_PROBLEM TO WORK ON_
Each line in the entries below that holds the string "What" is to be listed.

BEGIN DATA FOR THIS EXERCISE

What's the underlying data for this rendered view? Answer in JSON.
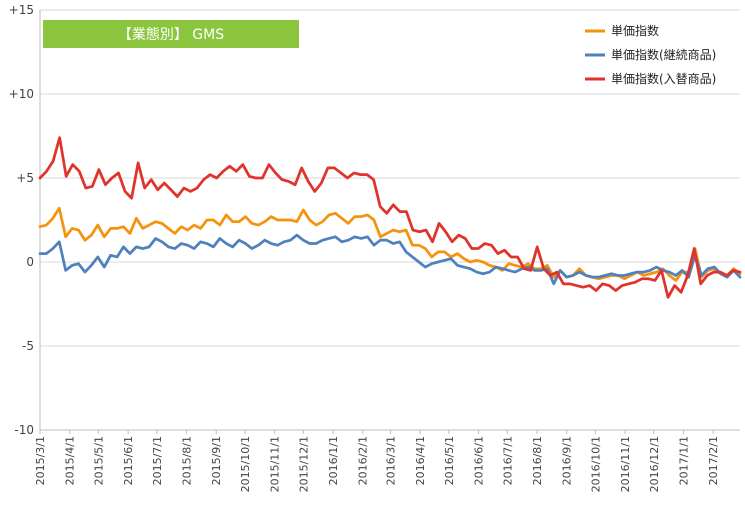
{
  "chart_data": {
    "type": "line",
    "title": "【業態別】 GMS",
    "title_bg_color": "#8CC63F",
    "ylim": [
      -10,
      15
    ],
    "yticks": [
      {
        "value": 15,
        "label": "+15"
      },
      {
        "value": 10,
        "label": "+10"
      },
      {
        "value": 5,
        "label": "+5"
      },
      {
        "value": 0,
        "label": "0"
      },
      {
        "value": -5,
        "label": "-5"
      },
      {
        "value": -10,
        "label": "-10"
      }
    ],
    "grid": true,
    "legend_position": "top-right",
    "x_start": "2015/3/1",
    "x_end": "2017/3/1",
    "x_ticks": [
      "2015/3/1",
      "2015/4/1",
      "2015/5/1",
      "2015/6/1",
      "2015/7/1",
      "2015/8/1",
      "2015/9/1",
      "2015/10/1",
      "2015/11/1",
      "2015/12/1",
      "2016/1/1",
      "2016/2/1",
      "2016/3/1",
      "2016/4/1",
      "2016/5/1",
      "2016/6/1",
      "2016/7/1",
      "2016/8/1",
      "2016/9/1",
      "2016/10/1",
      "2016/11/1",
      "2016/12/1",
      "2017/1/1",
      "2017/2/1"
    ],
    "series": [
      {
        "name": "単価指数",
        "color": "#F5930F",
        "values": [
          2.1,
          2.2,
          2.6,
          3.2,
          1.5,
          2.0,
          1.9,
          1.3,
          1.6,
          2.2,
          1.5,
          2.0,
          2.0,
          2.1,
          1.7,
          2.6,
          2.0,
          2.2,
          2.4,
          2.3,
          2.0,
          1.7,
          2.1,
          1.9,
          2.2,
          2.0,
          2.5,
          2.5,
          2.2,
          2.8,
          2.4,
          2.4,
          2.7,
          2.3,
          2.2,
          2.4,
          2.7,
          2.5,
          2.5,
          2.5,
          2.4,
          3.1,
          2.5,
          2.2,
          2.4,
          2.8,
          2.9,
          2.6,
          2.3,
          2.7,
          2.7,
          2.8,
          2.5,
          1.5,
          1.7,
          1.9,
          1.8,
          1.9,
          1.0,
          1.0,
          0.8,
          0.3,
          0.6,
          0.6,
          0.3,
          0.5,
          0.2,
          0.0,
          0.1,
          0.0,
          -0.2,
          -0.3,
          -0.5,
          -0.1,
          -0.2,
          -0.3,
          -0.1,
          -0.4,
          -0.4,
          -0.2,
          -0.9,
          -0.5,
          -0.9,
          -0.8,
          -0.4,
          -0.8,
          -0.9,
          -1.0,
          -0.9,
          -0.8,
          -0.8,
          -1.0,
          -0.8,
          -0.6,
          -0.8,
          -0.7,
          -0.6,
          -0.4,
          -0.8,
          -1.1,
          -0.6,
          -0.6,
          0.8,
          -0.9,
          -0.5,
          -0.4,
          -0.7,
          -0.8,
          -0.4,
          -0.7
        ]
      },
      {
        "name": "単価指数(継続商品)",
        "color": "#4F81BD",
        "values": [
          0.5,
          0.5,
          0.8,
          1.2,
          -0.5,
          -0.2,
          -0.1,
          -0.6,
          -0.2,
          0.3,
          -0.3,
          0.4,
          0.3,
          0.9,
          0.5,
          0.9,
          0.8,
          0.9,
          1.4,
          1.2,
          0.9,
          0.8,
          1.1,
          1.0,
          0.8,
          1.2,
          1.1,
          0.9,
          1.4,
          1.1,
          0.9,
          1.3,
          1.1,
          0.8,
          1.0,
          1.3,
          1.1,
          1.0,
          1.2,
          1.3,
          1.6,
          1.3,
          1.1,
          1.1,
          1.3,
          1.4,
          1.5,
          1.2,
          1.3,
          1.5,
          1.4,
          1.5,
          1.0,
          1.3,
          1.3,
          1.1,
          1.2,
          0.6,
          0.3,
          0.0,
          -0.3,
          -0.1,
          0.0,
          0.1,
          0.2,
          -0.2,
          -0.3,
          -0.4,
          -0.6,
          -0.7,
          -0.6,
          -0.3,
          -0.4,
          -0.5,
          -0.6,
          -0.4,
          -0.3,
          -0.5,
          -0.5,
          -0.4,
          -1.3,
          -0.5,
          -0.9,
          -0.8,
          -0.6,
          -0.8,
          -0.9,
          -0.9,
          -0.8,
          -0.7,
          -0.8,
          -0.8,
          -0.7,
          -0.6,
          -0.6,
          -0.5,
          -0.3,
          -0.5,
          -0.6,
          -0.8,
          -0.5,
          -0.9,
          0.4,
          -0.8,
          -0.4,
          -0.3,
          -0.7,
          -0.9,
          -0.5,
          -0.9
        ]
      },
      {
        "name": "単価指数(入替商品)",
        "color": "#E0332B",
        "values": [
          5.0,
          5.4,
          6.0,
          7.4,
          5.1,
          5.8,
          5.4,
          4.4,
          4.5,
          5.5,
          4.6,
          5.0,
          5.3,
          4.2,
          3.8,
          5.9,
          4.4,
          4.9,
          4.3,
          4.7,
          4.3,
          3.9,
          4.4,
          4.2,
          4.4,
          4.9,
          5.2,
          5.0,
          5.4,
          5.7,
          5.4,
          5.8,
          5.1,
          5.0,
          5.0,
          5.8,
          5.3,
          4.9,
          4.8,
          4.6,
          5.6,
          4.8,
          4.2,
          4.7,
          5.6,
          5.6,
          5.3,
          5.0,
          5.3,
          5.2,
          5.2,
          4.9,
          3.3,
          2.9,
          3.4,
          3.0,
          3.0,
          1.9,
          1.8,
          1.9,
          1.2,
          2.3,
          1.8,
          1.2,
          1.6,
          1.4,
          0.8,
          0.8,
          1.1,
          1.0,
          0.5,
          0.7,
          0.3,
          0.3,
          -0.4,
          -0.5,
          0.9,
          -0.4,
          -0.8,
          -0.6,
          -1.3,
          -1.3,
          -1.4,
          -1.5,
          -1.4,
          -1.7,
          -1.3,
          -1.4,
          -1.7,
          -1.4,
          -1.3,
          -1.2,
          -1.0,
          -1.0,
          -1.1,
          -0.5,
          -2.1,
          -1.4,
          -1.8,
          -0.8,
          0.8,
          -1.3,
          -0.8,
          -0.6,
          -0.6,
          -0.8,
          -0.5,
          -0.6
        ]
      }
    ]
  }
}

END DATA FOR THIS EXERCISE
BEGIN DATA FOR THIS EXERCISE

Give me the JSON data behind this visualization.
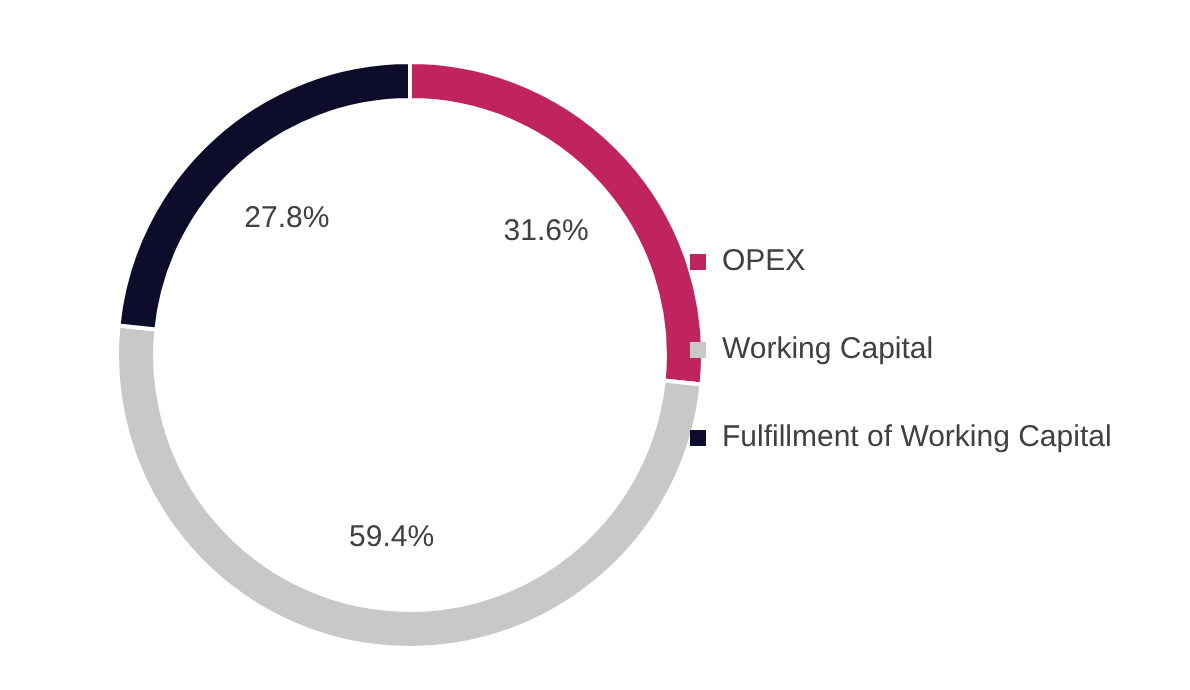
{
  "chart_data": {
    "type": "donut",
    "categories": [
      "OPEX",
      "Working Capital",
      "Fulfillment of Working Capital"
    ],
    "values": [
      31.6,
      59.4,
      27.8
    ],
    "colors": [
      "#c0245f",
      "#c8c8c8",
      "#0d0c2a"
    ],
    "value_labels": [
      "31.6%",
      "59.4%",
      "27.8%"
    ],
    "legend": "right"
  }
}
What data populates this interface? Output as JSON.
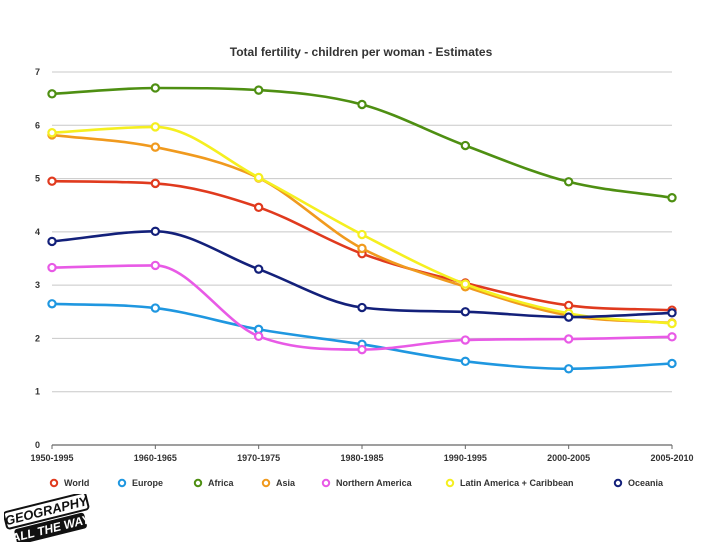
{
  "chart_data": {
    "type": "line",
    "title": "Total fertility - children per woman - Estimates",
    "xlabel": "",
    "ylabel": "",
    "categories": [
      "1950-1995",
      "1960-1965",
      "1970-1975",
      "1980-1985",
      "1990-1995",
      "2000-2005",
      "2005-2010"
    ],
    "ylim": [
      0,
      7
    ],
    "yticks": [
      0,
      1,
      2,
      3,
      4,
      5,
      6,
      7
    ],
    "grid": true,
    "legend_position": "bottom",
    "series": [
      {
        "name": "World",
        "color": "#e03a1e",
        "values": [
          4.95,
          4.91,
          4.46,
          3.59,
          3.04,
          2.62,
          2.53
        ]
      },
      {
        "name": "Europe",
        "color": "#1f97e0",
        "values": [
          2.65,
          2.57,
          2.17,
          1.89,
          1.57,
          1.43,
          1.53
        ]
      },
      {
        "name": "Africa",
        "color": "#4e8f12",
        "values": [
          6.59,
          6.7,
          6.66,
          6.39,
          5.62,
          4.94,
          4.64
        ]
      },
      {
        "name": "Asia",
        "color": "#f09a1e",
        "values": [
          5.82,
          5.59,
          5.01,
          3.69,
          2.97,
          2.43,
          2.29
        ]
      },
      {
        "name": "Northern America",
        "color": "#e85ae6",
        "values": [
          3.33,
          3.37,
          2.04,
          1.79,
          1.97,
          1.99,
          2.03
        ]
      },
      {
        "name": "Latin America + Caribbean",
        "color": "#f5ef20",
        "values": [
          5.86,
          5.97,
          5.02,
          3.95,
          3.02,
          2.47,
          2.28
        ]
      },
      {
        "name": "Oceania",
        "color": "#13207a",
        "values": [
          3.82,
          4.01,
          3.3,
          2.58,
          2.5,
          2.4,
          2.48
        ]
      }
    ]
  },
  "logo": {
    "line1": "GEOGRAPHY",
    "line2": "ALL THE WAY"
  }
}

END DATA FOR THIS EXERCISE
BEGIN DATA FOR THIS EXERCISE

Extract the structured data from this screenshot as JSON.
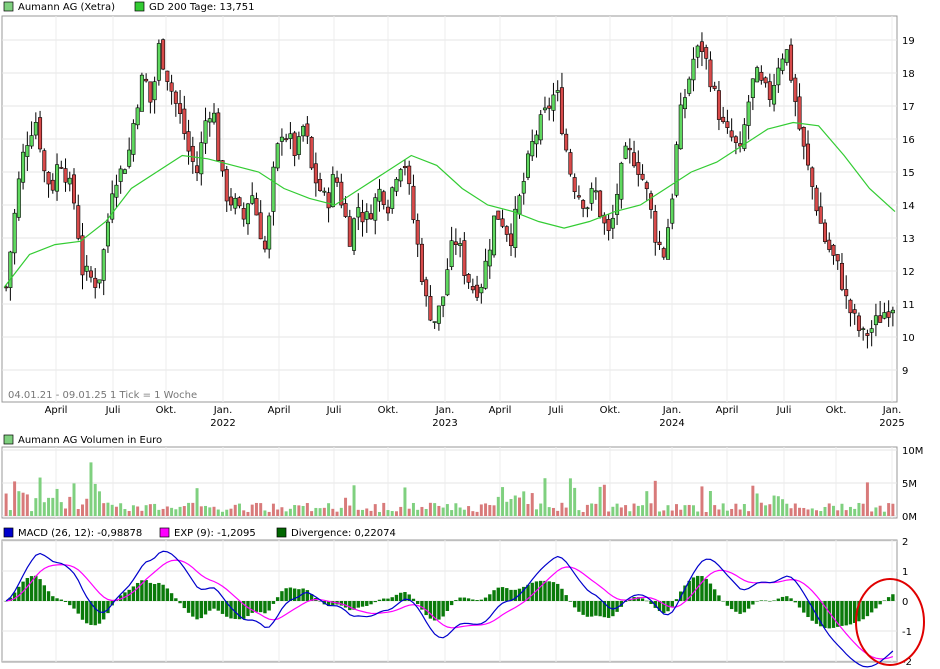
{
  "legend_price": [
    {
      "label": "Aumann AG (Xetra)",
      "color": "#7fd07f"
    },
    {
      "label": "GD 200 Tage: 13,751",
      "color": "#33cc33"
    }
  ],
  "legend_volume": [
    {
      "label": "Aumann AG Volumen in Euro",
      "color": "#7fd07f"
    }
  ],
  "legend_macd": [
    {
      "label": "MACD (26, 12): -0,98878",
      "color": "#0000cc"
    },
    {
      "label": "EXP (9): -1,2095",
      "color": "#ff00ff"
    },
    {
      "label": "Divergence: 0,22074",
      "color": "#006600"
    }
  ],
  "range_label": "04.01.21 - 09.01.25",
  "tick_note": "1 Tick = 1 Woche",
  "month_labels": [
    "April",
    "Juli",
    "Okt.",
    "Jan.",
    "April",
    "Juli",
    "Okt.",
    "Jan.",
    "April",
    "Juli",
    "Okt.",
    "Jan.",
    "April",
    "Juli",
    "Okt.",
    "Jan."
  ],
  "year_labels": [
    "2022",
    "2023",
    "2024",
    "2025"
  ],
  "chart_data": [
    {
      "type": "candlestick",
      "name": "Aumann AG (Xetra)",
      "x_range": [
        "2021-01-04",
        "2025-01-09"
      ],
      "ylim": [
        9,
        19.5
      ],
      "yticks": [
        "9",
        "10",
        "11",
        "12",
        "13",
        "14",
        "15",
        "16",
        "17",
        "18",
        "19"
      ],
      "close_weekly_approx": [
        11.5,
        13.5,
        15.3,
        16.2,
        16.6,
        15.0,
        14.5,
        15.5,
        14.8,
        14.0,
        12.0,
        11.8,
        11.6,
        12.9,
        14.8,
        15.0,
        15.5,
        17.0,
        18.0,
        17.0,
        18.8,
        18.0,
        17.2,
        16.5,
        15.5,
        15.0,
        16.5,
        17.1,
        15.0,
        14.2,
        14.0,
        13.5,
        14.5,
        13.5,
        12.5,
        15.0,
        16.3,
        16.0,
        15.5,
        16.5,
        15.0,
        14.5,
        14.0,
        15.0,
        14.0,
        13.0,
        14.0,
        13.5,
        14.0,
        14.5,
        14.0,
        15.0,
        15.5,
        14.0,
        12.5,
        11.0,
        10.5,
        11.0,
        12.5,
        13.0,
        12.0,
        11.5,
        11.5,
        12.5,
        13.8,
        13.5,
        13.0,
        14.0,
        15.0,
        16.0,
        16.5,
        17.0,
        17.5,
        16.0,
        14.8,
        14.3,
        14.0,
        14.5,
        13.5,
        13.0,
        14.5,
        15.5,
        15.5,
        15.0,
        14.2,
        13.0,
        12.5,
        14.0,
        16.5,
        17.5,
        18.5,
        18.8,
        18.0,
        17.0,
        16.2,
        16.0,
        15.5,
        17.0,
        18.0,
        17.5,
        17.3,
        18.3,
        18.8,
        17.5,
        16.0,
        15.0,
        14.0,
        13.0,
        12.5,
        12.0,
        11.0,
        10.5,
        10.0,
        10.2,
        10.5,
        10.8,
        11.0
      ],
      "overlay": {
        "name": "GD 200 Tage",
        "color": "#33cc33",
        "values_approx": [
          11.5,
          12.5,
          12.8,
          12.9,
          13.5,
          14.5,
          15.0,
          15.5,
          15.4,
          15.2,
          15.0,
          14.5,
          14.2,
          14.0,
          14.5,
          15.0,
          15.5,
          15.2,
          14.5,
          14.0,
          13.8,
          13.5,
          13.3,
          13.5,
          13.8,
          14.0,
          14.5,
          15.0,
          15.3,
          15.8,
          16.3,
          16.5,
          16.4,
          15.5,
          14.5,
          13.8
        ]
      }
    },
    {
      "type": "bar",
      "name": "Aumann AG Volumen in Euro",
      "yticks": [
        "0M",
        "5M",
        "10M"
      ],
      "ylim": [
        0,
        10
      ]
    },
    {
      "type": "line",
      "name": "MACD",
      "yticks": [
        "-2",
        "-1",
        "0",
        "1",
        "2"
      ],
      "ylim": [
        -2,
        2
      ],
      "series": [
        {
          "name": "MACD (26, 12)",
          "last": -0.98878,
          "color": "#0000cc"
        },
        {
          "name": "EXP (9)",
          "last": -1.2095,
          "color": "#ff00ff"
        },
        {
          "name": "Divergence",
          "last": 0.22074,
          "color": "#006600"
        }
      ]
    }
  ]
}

END DATA FOR THIS EXERCISE

_OUTPUT OF THE TASK_
What's the underlying data for this rendered view? Answer in JSON.
What data populates this interface? Output as JSON.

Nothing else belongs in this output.